Stored items
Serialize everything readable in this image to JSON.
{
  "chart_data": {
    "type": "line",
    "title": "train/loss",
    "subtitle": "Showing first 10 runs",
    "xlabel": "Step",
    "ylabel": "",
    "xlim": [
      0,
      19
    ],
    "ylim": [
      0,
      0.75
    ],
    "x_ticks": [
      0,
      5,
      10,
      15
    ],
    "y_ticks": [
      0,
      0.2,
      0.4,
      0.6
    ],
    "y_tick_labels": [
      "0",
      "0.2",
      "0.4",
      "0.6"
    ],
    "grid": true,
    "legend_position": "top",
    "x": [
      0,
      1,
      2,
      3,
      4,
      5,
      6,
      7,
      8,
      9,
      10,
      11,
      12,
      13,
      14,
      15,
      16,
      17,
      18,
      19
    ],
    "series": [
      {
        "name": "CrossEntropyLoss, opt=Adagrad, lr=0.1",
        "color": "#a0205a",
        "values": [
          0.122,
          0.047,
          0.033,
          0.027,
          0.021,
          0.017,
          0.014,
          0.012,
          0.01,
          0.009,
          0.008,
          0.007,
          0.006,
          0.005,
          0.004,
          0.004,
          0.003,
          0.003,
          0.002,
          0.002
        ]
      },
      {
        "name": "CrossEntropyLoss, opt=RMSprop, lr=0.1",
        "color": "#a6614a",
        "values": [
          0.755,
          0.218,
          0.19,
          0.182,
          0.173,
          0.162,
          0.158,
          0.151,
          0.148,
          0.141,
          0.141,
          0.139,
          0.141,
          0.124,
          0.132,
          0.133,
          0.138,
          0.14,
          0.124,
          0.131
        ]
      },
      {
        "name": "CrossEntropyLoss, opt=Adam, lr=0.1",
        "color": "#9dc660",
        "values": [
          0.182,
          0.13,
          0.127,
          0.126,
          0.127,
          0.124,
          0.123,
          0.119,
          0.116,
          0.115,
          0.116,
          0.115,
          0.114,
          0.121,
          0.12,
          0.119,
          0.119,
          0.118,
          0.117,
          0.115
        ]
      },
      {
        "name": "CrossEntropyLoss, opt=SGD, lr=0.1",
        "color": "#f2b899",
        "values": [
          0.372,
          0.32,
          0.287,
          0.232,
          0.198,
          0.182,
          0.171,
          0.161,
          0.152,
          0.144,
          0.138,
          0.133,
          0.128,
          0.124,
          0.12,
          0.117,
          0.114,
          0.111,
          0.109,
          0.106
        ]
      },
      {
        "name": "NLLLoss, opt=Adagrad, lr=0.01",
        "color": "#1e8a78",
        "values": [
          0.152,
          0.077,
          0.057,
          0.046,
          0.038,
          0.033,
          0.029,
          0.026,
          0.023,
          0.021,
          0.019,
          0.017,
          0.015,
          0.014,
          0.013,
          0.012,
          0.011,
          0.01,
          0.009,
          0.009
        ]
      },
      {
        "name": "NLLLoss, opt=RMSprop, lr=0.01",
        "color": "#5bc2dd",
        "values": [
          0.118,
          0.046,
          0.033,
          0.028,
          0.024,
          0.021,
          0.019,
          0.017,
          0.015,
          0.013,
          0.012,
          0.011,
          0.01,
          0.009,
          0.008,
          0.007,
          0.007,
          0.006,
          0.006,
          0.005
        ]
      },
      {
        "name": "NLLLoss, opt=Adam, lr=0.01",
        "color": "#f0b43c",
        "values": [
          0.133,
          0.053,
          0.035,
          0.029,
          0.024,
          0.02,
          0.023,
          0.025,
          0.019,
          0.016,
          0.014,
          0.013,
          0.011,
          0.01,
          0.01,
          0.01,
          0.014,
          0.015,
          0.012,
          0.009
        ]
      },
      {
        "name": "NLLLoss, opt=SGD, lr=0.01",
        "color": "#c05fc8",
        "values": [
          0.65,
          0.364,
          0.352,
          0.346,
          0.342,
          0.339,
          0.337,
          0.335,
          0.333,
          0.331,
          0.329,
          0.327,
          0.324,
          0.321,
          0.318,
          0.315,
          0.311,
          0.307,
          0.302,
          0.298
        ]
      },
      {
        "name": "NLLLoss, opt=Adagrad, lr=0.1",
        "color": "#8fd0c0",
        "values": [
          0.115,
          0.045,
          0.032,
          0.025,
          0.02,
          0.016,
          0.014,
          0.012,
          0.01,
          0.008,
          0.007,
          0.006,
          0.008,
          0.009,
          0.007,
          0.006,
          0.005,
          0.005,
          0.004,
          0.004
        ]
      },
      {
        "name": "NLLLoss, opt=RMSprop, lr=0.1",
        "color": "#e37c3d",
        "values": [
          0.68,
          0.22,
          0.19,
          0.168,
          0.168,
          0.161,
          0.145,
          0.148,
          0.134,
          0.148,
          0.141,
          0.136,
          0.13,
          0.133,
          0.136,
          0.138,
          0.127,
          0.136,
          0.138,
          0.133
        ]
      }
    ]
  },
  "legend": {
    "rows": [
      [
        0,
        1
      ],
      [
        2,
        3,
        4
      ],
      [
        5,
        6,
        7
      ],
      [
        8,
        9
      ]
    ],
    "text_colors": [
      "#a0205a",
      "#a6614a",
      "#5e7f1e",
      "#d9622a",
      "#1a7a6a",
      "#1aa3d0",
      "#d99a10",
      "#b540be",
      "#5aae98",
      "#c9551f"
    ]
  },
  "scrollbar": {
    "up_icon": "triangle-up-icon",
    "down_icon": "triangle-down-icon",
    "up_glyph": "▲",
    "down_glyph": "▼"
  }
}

• _The problem_:
Every line of the records above needs to be given again exactly.

• _Exercise answer_:
Serialize everything readable in this image to JSON.
{
  "chart_data": {
    "type": "line",
    "title": "train/loss",
    "subtitle": "Showing first 10 runs",
    "xlabel": "Step",
    "ylabel": "",
    "xlim": [
      0,
      19
    ],
    "ylim": [
      0,
      0.75
    ],
    "x_ticks": [
      0,
      5,
      10,
      15
    ],
    "y_ticks": [
      0,
      0.2,
      0.4,
      0.6
    ],
    "y_tick_labels": [
      "0",
      "0.2",
      "0.4",
      "0.6"
    ],
    "grid": true,
    "legend_position": "top",
    "x": [
      0,
      1,
      2,
      3,
      4,
      5,
      6,
      7,
      8,
      9,
      10,
      11,
      12,
      13,
      14,
      15,
      16,
      17,
      18,
      19
    ],
    "series": [
      {
        "name": "CrossEntropyLoss, opt=Adagrad, lr=0.1",
        "color": "#a0205a",
        "values": [
          0.122,
          0.047,
          0.033,
          0.027,
          0.021,
          0.017,
          0.014,
          0.012,
          0.01,
          0.009,
          0.008,
          0.007,
          0.006,
          0.005,
          0.004,
          0.004,
          0.003,
          0.003,
          0.002,
          0.002
        ]
      },
      {
        "name": "CrossEntropyLoss, opt=RMSprop, lr=0.1",
        "color": "#a6614a",
        "values": [
          0.755,
          0.218,
          0.19,
          0.182,
          0.173,
          0.162,
          0.158,
          0.151,
          0.148,
          0.141,
          0.141,
          0.139,
          0.141,
          0.124,
          0.132,
          0.133,
          0.138,
          0.14,
          0.124,
          0.131
        ]
      },
      {
        "name": "CrossEntropyLoss, opt=Adam, lr=0.1",
        "color": "#9dc660",
        "values": [
          0.182,
          0.13,
          0.127,
          0.126,
          0.127,
          0.124,
          0.123,
          0.119,
          0.116,
          0.115,
          0.116,
          0.115,
          0.114,
          0.121,
          0.12,
          0.119,
          0.119,
          0.118,
          0.117,
          0.115
        ]
      },
      {
        "name": "CrossEntropyLoss, opt=SGD, lr=0.1",
        "color": "#f2b899",
        "values": [
          0.372,
          0.32,
          0.287,
          0.232,
          0.198,
          0.182,
          0.171,
          0.161,
          0.152,
          0.144,
          0.138,
          0.133,
          0.128,
          0.124,
          0.12,
          0.117,
          0.114,
          0.111,
          0.109,
          0.106
        ]
      },
      {
        "name": "NLLLoss, opt=Adagrad, lr=0.01",
        "color": "#1e8a78",
        "values": [
          0.152,
          0.077,
          0.057,
          0.046,
          0.038,
          0.033,
          0.029,
          0.026,
          0.023,
          0.021,
          0.019,
          0.017,
          0.015,
          0.014,
          0.013,
          0.012,
          0.011,
          0.01,
          0.009,
          0.009
        ]
      },
      {
        "name": "NLLLoss, opt=RMSprop, lr=0.01",
        "color": "#5bc2dd",
        "values": [
          0.118,
          0.046,
          0.033,
          0.028,
          0.024,
          0.021,
          0.019,
          0.017,
          0.015,
          0.013,
          0.012,
          0.011,
          0.01,
          0.009,
          0.008,
          0.007,
          0.007,
          0.006,
          0.006,
          0.005
        ]
      },
      {
        "name": "NLLLoss, opt=Adam, lr=0.01",
        "color": "#f0b43c",
        "values": [
          0.133,
          0.053,
          0.035,
          0.029,
          0.024,
          0.02,
          0.023,
          0.025,
          0.019,
          0.016,
          0.014,
          0.013,
          0.011,
          0.01,
          0.01,
          0.01,
          0.014,
          0.015,
          0.012,
          0.009
        ]
      },
      {
        "name": "NLLLoss, opt=SGD, lr=0.01",
        "color": "#c05fc8",
        "values": [
          0.65,
          0.364,
          0.352,
          0.346,
          0.342,
          0.339,
          0.337,
          0.335,
          0.333,
          0.331,
          0.329,
          0.327,
          0.324,
          0.321,
          0.318,
          0.315,
          0.311,
          0.307,
          0.302,
          0.298
        ]
      },
      {
        "name": "NLLLoss, opt=Adagrad, lr=0.1",
        "color": "#8fd0c0",
        "values": [
          0.115,
          0.045,
          0.032,
          0.025,
          0.02,
          0.016,
          0.014,
          0.012,
          0.01,
          0.008,
          0.007,
          0.006,
          0.008,
          0.009,
          0.007,
          0.006,
          0.005,
          0.005,
          0.004,
          0.004
        ]
      },
      {
        "name": "NLLLoss, opt=RMSprop, lr=0.1",
        "color": "#e37c3d",
        "values": [
          0.68,
          0.22,
          0.19,
          0.168,
          0.168,
          0.161,
          0.145,
          0.148,
          0.134,
          0.148,
          0.141,
          0.136,
          0.13,
          0.133,
          0.136,
          0.138,
          0.127,
          0.136,
          0.138,
          0.133
        ]
      }
    ]
  },
  "legend": {
    "rows": [
      [
        0,
        1
      ],
      [
        2,
        3,
        4
      ],
      [
        5,
        6,
        7
      ],
      [
        8,
        9
      ]
    ],
    "text_colors": [
      "#a0205a",
      "#a6614a",
      "#5e7f1e",
      "#d9622a",
      "#1a7a6a",
      "#1aa3d0",
      "#d99a10",
      "#b540be",
      "#5aae98",
      "#c9551f"
    ]
  },
  "scrollbar": {
    "up_icon": "triangle-up-icon",
    "down_icon": "triangle-down-icon",
    "up_glyph": "▲",
    "down_glyph": "▼"
  }
}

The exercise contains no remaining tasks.